------ Text to read ------

The reasons relating to the defence of necessity

  1. As the ground of appeal against conviction relates solely to the defence of necessity, I propose to extract those passages of her Honour’s reasons which demonstrate why her Honour found that the defence of necessity had been excluded:

“38.    The elements required to establish necessity were detailed in the Victorian case of Loughnan, (which also involved a prison escape) as follows,

1.    The criminal act must have been done only in order to avoid certain consequences which would have inflicted irreparable evil upon the accused or upon others whom he was bound to protect. As an aside it was noted there was no need to discuss the limits of the damage inflicted as the case concerned the irreparable evil of the threat of death and ‘If the law recognises the defence of necessity in any case it must surely do so when the consequences are the possible death of the accused’,

2.    The threat must be immediate and

3.    The response must be proportionate i.e. a reasonable man in the position of the accused would have considered that he had no alternative to doing what he did to avoid the peril.

39.    The court went on to note the element of immediate peril means the accused must honestly believe on reasonable grounds that he was placed in a situation of imminent peril.

40.    There was no immediate peril faced by any of the accused in this case and it is questionable whether there existed any obligation or duty on them to protect the animals in the charge of Mr Stone. I have no doubt though they felt they had a moral obligation to intervene.

41.    In summary then Loughnan requires an urgent situation of imminent peril to exist in which the accused must honestly believe on reasonable grounds that it is necessary for him or her to do the acts which are alleged to constitute the offence in order to avoid the threatened danger and secondly those acts must not be disproportionate to the threatened danger.

42.    Where the RSPCA had ensured the birds had been provided with sufficient feed and water and the defendants did not enquire of this immediately before they entered or check this after they entered the shed, it cannot be that the situation of imminent peril existed or that the defendant's actions were proportionate.

‘The imminence and seriousness of the threat to which the accused is supposedly responding are important and often critical factual considerations going to the accused belief and the reasonableness of it.’ [fn: Rogers at 545]

43.    As stated earlier the accused must have had no reasonable opportunity for an alternative course of action which did not involve a breach of the law and the concept of reasonableness is not intended for the making of choices or value judgments of a kind which would undermine the principle itself. The authorities have held reasonableness is not designed to allow people to choose for themselves whether to obey the law.

44.    In the case of Rogers there was available the alternative course of bringing the threat to the attention of the authorities and seeking protection. Here there was also available the course of bringing the cruelty to the attention of the authorities. The defendants however, were not satisfied with the steps then taken by the RSPCA. It was their belief the animals should be removed from Mr Stone's care whilst the RSPCA was apparently of the view that sufficient water and feed should be provided to the birds while further investigations be undertaken. The RSPCA did have a duty to act and their actions, although occurring only after the situation was brought to their attention by members of the public, appeared in all the circumstances reasonable and proportionate. In contrast the defendants' actions were not reasonable and proportionate. For instance I note Mr Faulkner's evidence that his stated desire was to remove the birds from the ‘monster’ Mr Stone who had custody of the birds.

------ Data records ------

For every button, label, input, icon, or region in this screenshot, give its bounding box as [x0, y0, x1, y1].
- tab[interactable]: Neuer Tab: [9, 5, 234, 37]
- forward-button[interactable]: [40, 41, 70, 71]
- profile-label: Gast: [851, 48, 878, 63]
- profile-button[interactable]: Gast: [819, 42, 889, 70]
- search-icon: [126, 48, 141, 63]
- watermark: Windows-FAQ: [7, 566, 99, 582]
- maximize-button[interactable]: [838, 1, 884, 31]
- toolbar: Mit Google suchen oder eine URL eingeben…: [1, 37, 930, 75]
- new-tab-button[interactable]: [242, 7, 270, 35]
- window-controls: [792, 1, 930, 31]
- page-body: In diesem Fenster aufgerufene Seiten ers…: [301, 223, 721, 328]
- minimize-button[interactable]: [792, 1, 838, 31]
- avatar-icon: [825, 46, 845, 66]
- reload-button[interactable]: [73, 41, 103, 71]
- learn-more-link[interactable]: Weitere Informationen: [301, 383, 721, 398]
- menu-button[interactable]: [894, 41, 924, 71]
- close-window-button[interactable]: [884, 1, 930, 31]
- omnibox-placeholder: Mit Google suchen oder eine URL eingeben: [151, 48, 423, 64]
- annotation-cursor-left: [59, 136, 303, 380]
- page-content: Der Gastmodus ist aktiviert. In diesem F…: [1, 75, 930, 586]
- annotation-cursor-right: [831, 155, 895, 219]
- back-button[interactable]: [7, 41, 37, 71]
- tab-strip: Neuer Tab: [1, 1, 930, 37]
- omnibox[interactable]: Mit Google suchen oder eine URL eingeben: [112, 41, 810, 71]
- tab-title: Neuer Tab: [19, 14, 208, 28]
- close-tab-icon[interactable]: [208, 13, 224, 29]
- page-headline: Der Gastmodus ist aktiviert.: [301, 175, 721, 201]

------
------ Data records ------

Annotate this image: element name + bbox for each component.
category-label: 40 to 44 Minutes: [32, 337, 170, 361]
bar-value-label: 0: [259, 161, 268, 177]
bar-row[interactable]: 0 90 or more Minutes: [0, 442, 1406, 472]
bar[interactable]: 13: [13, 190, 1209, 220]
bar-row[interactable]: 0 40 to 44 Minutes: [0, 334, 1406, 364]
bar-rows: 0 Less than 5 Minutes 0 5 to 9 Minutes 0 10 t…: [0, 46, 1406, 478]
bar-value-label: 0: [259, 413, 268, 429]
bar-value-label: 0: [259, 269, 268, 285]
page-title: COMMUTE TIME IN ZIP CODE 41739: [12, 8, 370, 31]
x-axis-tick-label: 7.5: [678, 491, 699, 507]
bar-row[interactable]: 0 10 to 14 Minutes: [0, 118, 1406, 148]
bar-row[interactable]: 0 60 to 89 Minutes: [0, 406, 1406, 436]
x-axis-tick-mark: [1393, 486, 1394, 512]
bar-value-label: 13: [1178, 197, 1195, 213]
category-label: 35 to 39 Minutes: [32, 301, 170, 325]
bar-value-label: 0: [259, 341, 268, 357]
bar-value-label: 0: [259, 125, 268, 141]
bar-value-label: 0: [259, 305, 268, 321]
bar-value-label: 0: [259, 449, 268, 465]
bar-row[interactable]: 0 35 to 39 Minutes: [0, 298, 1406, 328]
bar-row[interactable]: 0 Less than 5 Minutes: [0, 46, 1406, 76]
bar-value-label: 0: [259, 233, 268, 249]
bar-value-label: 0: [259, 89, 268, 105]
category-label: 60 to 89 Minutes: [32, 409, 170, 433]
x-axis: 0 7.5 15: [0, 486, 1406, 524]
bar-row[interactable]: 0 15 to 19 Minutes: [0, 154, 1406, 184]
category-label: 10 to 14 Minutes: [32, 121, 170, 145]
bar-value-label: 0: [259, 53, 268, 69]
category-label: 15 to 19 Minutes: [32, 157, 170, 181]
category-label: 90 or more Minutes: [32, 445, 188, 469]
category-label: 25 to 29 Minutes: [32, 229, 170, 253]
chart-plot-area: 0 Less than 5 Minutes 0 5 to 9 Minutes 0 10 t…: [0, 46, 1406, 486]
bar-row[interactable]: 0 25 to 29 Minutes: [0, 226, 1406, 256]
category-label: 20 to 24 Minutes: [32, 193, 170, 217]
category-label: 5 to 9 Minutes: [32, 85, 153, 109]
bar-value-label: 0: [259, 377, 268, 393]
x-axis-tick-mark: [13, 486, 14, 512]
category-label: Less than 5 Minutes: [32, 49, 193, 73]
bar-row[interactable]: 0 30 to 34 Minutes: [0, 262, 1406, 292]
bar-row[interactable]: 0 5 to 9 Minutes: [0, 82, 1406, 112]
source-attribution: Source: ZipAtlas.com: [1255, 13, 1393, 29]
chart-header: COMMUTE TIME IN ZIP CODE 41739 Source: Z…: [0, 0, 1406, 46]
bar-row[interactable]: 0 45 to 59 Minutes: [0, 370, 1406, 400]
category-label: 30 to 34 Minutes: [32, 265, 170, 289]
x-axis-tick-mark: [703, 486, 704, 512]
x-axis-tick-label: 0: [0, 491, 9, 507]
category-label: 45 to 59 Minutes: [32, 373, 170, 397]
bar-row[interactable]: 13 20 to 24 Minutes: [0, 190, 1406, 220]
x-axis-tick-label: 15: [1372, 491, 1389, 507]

------

### The problem
Pick up the court's reasons on the defence of necessity after their final sentence and carry them on. The material that comes after the reasons has no connection to them.

### Exercise answer
49.    In this case the defendants were in a similar position to the protesters in Willes case. They knew they did not have permission to enter the farm or the shed, they did not have a lawful excuse to be on the property, or the consent of anyone to be on the property and they had not been invited onto the property.

50.    The video footage tendered reveals that it was made abundantly clear to the defendants that they were not permitted on the land and they were repeatedly asked to leave.

55.    The obvious conclusion to be drawn in this case is that even if the defendants had an honest and reasonable belief that animals were being treated cruelly they could not establish a right for them to enter the land and even if in fact, cruelty was occurring, that would not give them a right to enter the premises and steal the property of another.

59.    Institutionalised justice is to be contrasted with retributive justice, or vigilante conduct, where victims and their families or I would add members of the community or interest groups are responsible for avenging crimes committed against them or as in this case addressing wrongdoing they identify. The court said retributive justice leads to a never ending cycle of crime.

60.    As morally justified as the defendants may have felt they were in regard to their ultimate purpose, which was as I understand it, the identification of and intervention against what they believed would be the continued infliction of cruelty towards animals in the custody of Mr Stone, their conduct was not lawful and cannot be excused because of their perceived higher purpose.

61.   Accordingly I find the defence of necessity is not made out.”

[Footnotes omitted.]

The proceedings on sentence

  1. Mr Singleton submitted to the magistrate that the first and second plaintiffs could afford to pay a fine; the third plaintiff had “extremely limited” capacity to pay a fine; the fourth plaintiff was employed as a volunteer but was supported by her family; that the fifth plaintiff was suspended from her employment as a consequence of being charged with the offences; and that the sixth plaintiff was self-employed as a mobile disc-jockey. These submissions were not supported by evidence but were not controverted. The magistrate indicated that she would sentence on the basis that each of the plaintiffs was of good character.

  1. Mr Singleton submitted that the Court below ought, pursuant to s 10(1)(a) of the Crimes (Sentencing Procedure) Act, direct that the charge be dismissed and not proceed to conviction, even though it had found each of the plaintiffs guilty.

  2. At the conclusion of the sentencing hearing, her Honour gave ex tempore reasons, which included the following:

“… Also it was submitted that there was no damage actually done. The damage is that vigilantism. If you are of the view that you can circumvent the law, then so is everyone, and the danger in relation to that is obvious. If you have concerns about, as I said, the lack of teeth in relation to the RSPCA, deal with that by way of appropriate pressure with your parliamentary members or becoming a parliamentary member, but it is not by breaking the law, so there was some damage done.

As to whether it was planned or not, it seems to me there was some planning. To turn up with cages, to have the communication, as I understand it, which was trying to establish that there was some kind of imprimatur given by the RSPCA for intervention by citizens who had no authority is just something that I do not accept, and it shows that there was some forethought and some planning.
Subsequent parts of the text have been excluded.